[Stored data]
>> Begin

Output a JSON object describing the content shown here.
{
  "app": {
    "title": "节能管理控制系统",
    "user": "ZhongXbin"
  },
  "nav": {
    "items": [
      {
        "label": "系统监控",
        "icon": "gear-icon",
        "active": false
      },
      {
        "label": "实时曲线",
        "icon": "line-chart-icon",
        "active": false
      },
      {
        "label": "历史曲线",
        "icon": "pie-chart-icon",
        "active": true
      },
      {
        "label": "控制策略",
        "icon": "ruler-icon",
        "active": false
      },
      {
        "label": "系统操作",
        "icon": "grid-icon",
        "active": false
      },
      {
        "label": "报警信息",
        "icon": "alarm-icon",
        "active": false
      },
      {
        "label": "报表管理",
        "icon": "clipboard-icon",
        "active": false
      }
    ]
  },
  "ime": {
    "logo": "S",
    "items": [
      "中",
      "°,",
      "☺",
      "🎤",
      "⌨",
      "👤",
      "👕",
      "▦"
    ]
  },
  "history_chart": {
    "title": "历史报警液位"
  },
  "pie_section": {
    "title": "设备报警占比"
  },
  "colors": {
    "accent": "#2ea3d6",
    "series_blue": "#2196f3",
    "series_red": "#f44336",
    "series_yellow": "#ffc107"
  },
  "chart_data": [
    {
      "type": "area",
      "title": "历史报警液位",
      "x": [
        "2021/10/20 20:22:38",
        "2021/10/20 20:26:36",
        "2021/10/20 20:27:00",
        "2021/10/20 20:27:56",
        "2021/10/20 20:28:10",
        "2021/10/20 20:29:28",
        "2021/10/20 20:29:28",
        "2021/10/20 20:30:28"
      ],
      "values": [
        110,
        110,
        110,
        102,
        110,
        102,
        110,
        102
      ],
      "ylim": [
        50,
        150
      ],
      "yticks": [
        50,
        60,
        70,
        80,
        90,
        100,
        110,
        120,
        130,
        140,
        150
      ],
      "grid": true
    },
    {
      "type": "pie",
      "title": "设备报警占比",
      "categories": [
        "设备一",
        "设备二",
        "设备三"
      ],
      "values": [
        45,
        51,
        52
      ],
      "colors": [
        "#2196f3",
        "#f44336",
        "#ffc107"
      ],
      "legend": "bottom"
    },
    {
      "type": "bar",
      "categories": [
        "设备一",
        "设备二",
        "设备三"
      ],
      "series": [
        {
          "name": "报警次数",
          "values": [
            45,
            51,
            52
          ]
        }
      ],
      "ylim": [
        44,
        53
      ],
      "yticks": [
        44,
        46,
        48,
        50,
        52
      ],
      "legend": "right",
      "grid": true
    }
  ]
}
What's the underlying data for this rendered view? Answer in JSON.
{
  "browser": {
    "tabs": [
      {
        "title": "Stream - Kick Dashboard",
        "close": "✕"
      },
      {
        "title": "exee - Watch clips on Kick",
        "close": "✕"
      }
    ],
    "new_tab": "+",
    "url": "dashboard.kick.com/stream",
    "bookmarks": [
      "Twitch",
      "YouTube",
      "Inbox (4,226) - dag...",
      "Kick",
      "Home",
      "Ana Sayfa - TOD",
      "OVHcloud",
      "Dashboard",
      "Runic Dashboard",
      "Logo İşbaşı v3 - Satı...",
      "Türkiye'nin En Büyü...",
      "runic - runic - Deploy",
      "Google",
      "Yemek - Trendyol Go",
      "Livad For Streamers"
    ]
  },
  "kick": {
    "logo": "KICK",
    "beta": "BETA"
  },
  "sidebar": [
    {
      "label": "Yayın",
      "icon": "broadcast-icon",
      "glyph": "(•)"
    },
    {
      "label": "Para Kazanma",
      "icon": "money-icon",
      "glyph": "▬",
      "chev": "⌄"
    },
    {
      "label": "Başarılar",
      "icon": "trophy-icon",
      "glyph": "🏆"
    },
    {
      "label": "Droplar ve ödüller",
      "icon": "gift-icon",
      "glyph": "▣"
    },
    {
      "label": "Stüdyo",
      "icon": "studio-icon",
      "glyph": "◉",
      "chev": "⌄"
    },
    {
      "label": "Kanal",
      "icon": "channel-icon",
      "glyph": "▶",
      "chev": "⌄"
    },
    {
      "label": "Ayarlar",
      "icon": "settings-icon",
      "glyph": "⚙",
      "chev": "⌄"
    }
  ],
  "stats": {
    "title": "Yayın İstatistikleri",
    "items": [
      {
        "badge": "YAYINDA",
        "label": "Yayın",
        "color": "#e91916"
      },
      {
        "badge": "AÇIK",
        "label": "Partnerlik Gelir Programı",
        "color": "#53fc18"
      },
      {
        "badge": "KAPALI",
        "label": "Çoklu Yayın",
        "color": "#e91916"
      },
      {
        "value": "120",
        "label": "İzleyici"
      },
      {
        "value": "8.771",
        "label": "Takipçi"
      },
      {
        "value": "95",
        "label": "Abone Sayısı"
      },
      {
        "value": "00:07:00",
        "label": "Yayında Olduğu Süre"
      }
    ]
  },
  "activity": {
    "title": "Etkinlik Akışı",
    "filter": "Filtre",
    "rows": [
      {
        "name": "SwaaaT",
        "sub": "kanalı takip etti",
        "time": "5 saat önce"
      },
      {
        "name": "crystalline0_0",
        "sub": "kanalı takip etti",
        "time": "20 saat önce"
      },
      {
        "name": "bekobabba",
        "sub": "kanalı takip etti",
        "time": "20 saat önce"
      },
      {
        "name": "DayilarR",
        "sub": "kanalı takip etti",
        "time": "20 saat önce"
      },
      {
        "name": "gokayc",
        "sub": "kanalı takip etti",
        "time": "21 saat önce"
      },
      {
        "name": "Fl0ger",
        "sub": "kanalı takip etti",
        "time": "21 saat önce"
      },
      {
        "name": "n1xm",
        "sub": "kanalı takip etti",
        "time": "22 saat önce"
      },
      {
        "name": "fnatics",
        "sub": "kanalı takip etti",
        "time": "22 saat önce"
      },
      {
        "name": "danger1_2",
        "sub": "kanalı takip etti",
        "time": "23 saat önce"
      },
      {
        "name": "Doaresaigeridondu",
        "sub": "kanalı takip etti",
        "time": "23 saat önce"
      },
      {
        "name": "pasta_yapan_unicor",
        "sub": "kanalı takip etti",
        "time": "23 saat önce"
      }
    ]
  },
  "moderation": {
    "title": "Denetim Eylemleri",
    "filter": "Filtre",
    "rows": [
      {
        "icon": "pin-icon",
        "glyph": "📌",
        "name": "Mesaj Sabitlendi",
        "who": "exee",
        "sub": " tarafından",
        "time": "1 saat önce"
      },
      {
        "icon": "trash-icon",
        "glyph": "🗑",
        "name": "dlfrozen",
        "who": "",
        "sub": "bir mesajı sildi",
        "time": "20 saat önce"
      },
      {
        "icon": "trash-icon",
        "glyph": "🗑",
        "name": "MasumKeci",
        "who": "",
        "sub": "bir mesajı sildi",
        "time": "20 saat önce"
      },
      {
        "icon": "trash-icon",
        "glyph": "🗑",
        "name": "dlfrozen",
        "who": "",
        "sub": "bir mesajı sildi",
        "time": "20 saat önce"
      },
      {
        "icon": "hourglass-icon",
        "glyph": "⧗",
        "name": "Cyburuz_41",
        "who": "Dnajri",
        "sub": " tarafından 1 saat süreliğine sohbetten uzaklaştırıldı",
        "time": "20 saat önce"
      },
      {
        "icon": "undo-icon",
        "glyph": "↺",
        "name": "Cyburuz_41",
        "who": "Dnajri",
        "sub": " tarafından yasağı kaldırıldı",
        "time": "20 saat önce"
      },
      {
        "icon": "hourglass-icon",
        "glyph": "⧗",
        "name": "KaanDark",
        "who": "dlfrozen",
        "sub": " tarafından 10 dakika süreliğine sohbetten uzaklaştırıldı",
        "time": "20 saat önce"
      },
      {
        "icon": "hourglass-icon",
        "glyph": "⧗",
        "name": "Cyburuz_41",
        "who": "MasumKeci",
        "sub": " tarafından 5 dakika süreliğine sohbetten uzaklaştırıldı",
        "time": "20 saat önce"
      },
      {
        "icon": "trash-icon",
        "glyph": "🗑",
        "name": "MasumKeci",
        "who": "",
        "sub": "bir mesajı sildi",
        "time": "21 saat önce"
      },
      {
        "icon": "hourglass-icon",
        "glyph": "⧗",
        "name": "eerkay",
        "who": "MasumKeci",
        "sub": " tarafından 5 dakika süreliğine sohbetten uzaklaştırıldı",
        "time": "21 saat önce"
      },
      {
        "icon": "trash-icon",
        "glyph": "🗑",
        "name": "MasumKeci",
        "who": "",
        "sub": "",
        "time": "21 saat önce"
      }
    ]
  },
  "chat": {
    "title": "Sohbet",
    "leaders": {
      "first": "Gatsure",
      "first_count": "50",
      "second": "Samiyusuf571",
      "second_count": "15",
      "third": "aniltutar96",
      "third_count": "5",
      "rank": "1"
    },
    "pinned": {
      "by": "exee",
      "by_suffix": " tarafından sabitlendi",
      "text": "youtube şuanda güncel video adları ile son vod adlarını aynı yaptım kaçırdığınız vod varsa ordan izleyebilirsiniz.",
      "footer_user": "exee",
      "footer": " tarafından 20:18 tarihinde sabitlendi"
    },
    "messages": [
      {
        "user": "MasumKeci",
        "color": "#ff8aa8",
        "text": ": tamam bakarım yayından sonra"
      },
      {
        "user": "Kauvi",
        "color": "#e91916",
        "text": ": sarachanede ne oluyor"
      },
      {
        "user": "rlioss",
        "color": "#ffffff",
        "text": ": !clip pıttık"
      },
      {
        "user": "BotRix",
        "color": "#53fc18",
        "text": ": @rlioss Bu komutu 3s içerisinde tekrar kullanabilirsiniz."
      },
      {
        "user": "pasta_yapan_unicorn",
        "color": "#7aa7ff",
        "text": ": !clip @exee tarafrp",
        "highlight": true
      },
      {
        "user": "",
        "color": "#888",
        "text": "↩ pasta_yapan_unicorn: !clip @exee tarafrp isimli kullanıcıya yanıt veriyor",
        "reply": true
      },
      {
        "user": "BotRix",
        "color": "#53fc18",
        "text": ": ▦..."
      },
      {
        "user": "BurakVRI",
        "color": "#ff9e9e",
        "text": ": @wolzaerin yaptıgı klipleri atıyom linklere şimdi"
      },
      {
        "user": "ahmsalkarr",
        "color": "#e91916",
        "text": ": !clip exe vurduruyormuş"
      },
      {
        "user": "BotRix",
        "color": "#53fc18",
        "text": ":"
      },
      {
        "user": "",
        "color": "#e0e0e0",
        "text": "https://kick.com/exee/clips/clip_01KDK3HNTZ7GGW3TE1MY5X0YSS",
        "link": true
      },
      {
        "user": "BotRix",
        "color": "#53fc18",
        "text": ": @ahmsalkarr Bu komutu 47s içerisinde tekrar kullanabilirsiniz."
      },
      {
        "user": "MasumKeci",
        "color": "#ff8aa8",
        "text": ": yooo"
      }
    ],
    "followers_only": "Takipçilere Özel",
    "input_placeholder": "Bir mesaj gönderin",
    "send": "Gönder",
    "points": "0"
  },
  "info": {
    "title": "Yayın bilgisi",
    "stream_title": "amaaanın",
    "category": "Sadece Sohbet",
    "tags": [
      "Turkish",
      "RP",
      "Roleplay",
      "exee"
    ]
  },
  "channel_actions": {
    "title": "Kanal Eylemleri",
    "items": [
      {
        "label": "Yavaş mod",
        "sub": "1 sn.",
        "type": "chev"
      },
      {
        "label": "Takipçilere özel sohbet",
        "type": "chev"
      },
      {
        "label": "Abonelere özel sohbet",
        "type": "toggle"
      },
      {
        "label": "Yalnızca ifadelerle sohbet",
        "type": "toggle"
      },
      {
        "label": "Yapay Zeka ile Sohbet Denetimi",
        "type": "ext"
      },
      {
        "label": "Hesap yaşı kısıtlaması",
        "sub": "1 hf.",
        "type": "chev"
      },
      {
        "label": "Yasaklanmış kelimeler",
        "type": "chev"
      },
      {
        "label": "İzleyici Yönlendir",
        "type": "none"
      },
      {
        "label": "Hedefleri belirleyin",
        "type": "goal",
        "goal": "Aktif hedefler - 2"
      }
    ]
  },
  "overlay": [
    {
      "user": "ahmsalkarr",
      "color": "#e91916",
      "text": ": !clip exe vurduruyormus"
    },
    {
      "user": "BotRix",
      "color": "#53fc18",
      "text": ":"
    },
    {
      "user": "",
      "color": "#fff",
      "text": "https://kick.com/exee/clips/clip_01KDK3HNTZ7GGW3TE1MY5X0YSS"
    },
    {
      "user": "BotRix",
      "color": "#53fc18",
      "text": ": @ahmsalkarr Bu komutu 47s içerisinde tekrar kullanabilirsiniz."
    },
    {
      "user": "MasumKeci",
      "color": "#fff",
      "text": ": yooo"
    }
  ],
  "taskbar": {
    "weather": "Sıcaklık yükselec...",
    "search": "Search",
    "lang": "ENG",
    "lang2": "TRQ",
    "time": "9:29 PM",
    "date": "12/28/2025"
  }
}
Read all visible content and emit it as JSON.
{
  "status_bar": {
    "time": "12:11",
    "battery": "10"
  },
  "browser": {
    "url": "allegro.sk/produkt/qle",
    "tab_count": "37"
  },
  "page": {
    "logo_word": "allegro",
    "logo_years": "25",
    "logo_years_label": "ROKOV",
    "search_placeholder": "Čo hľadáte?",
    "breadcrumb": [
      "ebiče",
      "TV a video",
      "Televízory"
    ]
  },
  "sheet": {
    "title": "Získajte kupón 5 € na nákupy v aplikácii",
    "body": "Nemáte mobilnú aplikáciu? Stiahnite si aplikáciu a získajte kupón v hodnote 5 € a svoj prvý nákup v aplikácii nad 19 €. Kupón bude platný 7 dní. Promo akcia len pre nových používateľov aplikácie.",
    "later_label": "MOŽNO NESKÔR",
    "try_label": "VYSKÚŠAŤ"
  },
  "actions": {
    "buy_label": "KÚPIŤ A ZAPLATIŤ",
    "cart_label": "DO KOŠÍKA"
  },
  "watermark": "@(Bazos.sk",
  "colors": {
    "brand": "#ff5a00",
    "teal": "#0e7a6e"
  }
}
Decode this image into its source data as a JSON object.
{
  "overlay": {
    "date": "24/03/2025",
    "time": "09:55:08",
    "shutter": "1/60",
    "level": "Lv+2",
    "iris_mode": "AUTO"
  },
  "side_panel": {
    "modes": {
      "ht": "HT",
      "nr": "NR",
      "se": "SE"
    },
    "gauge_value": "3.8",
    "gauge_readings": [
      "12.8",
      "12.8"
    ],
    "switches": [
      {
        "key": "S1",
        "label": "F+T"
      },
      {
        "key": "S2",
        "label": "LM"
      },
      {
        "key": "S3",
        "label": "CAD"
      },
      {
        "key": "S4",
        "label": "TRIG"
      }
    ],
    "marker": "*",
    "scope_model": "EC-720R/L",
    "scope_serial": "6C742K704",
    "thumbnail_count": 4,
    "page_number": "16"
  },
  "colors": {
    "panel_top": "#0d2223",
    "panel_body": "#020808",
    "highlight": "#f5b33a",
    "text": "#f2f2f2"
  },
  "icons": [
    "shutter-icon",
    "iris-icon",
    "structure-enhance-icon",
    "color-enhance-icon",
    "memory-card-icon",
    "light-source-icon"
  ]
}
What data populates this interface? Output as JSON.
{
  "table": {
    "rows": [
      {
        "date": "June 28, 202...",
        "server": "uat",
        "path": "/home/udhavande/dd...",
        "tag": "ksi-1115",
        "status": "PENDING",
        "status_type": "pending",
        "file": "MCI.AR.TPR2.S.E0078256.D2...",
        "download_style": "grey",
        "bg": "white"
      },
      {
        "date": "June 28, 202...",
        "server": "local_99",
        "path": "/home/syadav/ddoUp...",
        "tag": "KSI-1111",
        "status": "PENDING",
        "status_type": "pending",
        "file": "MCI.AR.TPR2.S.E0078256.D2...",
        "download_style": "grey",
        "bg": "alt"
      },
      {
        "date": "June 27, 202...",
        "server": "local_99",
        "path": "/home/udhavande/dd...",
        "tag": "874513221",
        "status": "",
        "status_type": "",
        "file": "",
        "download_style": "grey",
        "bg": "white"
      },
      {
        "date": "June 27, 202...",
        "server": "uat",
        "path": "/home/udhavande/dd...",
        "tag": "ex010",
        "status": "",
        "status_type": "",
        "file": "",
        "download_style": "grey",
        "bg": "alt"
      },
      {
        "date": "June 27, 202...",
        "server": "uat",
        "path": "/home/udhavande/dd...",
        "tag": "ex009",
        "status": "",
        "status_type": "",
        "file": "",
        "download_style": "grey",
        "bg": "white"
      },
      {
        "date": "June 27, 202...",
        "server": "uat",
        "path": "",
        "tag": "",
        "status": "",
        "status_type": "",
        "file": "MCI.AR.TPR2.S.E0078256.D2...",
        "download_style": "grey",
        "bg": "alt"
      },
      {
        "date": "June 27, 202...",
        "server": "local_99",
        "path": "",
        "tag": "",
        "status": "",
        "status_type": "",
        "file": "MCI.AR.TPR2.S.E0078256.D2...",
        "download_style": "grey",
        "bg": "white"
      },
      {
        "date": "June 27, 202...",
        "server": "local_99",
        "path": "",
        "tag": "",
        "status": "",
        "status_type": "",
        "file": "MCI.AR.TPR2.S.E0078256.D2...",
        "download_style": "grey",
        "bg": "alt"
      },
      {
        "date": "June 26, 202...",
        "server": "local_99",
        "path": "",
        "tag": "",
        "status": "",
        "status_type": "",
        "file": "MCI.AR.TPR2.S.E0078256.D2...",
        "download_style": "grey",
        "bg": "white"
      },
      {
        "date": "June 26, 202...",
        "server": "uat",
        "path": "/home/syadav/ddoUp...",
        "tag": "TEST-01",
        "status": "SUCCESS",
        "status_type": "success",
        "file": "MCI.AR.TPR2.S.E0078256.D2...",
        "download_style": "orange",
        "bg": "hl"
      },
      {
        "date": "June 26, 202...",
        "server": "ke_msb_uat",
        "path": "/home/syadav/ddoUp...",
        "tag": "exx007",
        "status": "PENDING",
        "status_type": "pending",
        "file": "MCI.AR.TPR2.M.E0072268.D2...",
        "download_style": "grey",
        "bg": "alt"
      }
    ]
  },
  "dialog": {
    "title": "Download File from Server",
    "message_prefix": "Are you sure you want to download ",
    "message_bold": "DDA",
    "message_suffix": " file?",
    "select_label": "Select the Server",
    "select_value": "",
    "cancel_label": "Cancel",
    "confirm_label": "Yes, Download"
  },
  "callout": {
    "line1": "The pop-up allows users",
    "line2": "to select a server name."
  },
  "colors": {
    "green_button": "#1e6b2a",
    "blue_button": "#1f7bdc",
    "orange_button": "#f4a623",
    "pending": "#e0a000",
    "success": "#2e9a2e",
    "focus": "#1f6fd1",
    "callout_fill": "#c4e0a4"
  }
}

>> End

**Instruction:**
Find every line in the records above that contains the word "https", and copy each one.

**Solution for this task:**
        "text": "https://kick.com/exee/clips/clip_01KDK3HNTZ7GGW3TE1MY5X0YSS",
      "text": "https://kick.com/exee/clips/clip_01KDK3HNTZ7GGW3TE1MY5X0YSS"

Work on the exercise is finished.